Layout annotation records:
-------------------------

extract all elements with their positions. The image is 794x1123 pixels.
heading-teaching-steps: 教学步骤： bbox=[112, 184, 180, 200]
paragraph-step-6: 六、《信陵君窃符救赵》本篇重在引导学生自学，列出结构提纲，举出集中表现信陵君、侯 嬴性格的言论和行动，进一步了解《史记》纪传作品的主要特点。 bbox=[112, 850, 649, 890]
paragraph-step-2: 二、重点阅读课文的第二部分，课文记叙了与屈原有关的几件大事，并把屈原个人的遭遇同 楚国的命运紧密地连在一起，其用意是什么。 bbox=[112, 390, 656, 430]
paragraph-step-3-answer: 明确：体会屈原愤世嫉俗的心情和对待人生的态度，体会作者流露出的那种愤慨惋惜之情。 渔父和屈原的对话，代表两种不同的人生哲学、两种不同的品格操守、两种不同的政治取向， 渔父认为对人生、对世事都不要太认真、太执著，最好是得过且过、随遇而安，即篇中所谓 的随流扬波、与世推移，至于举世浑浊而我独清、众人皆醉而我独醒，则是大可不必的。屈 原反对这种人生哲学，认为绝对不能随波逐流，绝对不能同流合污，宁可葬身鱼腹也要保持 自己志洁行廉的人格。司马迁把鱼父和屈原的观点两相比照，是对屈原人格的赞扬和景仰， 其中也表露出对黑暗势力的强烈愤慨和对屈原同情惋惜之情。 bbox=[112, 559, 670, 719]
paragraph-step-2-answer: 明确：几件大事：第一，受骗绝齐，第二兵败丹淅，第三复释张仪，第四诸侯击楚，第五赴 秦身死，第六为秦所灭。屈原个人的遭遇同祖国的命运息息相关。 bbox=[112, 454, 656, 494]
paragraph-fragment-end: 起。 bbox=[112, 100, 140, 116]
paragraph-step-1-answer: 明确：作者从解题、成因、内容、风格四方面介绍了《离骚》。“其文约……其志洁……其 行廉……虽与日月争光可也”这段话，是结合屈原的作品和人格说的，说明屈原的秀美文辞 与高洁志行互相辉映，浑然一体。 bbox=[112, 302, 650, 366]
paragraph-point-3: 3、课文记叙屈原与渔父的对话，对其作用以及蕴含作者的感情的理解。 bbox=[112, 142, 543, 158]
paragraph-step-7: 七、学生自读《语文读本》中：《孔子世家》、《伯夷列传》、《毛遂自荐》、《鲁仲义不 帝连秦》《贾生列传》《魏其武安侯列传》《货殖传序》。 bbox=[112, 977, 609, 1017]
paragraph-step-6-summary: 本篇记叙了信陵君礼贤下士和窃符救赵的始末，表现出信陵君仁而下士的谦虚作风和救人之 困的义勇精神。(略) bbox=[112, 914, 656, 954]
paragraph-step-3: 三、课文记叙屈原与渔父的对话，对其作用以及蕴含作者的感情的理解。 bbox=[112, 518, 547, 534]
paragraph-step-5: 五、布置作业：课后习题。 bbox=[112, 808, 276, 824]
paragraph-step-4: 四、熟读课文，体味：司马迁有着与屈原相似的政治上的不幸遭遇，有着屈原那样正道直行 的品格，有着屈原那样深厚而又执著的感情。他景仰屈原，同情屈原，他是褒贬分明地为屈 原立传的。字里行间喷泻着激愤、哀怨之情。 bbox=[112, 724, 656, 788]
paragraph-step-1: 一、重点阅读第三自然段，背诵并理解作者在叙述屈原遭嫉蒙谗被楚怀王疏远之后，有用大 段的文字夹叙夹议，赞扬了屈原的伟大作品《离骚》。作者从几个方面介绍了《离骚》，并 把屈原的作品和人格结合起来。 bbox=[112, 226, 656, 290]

-------------------------

__Exercise instructions__. Convert the lines above into a JSON list of strings with one string per line, and leave out any blank lines.

__Written reply__.
[
  "extract all elements with their positions. The image is 794x1123 pixels.",
  "heading-teaching-steps: 教学步骤： bbox=[112, 184, 180, 200]",
  "paragraph-step-6: 六、《信陵君窃符救赵》本篇重在引导学生自学，列出结构提纲，举出集中表现信陵君、侯 嬴性格的言论和行动，进一步了解《史记》纪传作品的主要特点。 bbox=[112, 850, 649, 890]",
  "paragraph-step-2: 二、重点阅读课文的第二部分，课文记叙了与屈原有关的几件大事，并把屈原个人的遭遇同 楚国的命运紧密地连在一起，其用意是什么。 bbox=[112, 390, 656, 430]",
  "paragraph-step-3-answer: 明确：体会屈原愤世嫉俗的心情和对待人生的态度，体会作者流露出的那种愤慨惋惜之情。 渔父和屈原的对话，代表两种不同的人生哲学、两种不同的品格操守、两种不同的政治取向， 渔父认为对人生、对世事都不要太认真、太执著，最好是得过且过、随遇而安，即篇中所谓 的随流扬波、与世推移，至于举世浑浊而我独清、众人皆醉而我独醒，则是大可不必的。屈 原反对这种人生哲学，认为绝对不能随波逐流，绝对不能同流合污，宁可葬身鱼腹也要保持 自己志洁行廉的人格。司马迁把鱼父和屈原的观点两相比照，是对屈原人格的赞扬和景仰， 其中也表露出对黑暗势力的强烈愤慨和对屈原同情惋惜之情。 bbox=[112, 559, 670, 719]",
  "paragraph-step-2-answer: 明确：几件大事：第一，受骗绝齐，第二兵败丹淅，第三复释张仪，第四诸侯击楚，第五赴 秦身死，第六为秦所灭。屈原个人的遭遇同祖国的命运息息相关。 bbox=[112, 454, 656, 494]",
  "paragraph-fragment-end: 起。 bbox=[112, 100, 140, 116]",
  "paragraph-step-1-answer: 明确：作者从解题、成因、内容、风格四方面介绍了《离骚》。“其文约……其志洁……其 行廉……虽与日月争光可也”这段话，是结合屈原的作品和人格说的，说明屈原的秀美文辞 与高洁志行互相辉映，浑然一体。 bbox=[112, 302, 650, 366]",
  "paragraph-point-3: 3、课文记叙屈原与渔父的对话，对其作用以及蕴含作者的感情的理解。 bbox=[112, 142, 543, 158]",
  "paragraph-step-7: 七、学生自读《语文读本》中：《孔子世家》、《伯夷列传》、《毛遂自荐》、《鲁仲义不 帝连秦》《贾生列传》《魏其武安侯列传》《货殖传序》。 bbox=[112, 977, 609, 1017]",
  "paragraph-step-6-summary: 本篇记叙了信陵君礼贤下士和窃符救赵的始末，表现出信陵君仁而下士的谦虚作风和救人之 困的义勇精神。(略) bbox=[112, 914, 656, 954]",
  "paragraph-step-3: 三、课文记叙屈原与渔父的对话，对其作用以及蕴含作者的感情的理解。 bbox=[112, 518, 547, 534]",
  "paragraph-step-5: 五、布置作业：课后习题。 bbox=[112, 808, 276, 824]",
  "paragraph-step-4: 四、熟读课文，体味：司马迁有着与屈原相似的政治上的不幸遭遇，有着屈原那样正道直行 的品格，有着屈原那样深厚而又执著的感情。他景仰屈原，同情屈原，他是褒贬分明地为屈 原立传的。字里行间喷泻着激愤、哀怨之情。 bbox=[112, 724, 656, 788]",
  "paragraph-step-1: 一、重点阅读第三自然段，背诵并理解作者在叙述屈原遭嫉蒙谗被楚怀王疏远之后，有用大 段的文字夹叙夹议，赞扬了屈原的伟大作品《离骚》。作者从几个方面介绍了《离骚》，并 把屈原的作品和人格结合起来。 bbox=[112, 226, 656, 290]"
]